▶ _Aim of the task_
Find how many lines hold the word "product" and give that number only.

— START OF Data —

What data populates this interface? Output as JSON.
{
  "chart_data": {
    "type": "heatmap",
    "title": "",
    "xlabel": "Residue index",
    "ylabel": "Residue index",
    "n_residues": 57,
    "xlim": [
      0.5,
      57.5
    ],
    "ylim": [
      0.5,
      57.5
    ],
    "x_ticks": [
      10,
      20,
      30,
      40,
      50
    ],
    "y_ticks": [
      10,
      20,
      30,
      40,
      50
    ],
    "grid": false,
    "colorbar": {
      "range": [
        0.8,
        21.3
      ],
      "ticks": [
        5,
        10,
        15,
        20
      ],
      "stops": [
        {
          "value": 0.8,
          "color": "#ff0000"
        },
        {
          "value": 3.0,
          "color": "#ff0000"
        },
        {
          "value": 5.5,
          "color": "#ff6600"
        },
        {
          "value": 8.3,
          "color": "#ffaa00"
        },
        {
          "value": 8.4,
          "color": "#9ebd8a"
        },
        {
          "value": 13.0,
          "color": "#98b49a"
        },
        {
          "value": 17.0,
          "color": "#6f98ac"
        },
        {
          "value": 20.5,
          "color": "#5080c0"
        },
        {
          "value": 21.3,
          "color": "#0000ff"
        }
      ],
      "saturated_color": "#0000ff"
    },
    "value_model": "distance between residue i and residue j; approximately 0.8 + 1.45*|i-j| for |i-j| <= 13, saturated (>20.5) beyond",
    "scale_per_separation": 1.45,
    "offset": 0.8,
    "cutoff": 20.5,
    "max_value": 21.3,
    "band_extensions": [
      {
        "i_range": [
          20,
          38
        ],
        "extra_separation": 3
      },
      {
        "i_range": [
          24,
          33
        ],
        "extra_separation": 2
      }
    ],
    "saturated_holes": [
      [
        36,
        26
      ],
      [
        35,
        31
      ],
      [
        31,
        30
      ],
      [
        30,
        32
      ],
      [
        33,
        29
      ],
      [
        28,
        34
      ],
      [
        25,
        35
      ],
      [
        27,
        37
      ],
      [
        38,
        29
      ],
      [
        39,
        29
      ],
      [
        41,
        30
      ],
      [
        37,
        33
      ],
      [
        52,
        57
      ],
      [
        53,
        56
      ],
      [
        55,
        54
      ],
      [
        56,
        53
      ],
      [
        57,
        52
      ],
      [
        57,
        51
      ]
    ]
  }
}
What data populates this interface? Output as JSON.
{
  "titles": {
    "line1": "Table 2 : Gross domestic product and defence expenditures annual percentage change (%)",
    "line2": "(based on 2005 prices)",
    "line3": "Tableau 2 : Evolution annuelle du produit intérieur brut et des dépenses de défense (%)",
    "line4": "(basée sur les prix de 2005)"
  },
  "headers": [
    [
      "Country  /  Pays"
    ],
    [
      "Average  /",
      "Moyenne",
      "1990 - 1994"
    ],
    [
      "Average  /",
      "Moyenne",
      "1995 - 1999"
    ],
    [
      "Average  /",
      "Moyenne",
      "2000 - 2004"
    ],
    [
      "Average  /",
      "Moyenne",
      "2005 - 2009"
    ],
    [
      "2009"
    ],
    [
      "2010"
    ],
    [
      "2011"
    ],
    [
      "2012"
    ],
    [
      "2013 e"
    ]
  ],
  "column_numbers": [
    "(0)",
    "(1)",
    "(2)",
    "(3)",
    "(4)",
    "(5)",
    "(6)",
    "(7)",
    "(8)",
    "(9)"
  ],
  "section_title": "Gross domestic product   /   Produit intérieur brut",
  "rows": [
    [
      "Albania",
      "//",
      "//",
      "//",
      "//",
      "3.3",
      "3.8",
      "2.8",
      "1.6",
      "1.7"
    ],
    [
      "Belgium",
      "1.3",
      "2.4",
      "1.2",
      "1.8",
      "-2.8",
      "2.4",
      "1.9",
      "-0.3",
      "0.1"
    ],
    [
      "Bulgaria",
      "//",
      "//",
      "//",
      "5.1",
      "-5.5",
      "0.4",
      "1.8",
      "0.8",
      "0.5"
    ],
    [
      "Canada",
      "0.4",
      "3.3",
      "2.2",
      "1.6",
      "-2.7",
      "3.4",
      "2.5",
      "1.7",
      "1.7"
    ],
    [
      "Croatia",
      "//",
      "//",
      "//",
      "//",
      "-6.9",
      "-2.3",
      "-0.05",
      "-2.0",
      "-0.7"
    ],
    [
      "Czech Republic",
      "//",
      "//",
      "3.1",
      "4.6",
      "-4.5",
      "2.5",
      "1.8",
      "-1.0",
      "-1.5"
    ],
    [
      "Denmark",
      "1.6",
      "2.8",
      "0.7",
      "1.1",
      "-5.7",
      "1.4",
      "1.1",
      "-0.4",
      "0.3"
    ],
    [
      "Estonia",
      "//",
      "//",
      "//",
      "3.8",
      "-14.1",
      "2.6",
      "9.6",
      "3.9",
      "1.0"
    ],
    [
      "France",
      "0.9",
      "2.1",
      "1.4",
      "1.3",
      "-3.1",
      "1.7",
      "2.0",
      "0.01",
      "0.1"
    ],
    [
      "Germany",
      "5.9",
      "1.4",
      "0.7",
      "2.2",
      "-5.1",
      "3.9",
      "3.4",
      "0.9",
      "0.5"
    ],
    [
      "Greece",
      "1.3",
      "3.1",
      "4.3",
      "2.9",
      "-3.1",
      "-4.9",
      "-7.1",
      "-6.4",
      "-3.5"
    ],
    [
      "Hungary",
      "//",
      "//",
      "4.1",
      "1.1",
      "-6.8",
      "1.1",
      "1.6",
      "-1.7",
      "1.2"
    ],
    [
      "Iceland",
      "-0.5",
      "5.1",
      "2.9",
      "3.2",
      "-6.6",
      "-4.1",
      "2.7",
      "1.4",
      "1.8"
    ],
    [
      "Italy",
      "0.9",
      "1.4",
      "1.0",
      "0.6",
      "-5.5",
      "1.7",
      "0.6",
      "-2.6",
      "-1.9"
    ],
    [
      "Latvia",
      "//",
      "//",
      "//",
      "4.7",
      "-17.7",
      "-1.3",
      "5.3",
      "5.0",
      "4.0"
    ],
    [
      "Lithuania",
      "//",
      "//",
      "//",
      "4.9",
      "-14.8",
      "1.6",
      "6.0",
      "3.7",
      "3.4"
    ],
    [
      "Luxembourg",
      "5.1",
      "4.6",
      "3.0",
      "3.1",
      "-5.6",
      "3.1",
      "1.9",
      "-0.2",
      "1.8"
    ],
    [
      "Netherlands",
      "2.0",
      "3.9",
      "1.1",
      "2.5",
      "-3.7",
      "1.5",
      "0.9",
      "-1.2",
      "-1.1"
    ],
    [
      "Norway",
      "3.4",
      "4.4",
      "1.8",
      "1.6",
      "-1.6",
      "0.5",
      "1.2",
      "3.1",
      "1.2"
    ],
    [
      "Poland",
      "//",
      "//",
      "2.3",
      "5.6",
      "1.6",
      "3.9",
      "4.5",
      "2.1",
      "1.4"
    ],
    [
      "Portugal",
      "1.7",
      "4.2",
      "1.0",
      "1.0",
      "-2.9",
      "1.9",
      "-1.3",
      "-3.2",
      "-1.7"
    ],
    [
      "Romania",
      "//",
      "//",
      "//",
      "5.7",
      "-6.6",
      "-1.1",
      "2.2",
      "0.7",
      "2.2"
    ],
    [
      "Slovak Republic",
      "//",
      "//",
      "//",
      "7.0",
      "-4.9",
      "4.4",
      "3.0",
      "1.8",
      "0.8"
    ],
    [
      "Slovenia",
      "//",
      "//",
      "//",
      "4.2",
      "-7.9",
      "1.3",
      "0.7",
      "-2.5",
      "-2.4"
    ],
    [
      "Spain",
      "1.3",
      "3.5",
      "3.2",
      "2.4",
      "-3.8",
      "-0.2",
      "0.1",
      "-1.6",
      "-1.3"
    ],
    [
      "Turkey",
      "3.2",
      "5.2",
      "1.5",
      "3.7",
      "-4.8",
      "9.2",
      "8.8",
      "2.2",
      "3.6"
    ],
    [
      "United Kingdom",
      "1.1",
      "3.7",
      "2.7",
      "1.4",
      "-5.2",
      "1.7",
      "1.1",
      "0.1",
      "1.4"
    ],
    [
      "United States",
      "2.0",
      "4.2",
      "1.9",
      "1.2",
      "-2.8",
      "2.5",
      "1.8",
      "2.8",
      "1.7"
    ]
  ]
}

— END OF Data —

▶ _Answer to this task_
2